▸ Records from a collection
--
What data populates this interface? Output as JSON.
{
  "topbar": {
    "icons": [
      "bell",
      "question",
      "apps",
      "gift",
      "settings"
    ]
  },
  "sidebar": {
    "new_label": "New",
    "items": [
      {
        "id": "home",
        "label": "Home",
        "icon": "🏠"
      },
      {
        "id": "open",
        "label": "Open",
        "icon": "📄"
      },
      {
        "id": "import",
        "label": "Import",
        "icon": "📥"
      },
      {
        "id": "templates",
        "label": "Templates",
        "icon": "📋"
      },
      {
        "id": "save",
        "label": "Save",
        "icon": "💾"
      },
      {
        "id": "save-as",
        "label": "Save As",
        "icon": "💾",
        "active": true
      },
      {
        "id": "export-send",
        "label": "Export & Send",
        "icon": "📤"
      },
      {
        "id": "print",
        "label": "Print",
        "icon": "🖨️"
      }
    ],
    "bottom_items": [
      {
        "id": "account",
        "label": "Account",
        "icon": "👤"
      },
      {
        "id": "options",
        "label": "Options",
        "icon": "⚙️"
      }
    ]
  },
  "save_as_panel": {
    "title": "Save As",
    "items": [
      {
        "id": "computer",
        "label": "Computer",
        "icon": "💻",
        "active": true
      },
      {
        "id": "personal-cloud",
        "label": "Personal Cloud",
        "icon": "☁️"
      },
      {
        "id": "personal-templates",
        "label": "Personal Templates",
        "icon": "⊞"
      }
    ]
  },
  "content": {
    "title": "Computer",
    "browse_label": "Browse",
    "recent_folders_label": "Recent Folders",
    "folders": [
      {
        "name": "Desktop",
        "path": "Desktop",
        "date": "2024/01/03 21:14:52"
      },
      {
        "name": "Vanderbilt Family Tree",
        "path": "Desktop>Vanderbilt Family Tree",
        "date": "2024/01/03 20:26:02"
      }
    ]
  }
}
--
Among the lines of the data, identify those with the word "date". Copy each of them.

        "date": "2024/01/03 21:14:52"
        "date": "2024/01/03 20:26:02"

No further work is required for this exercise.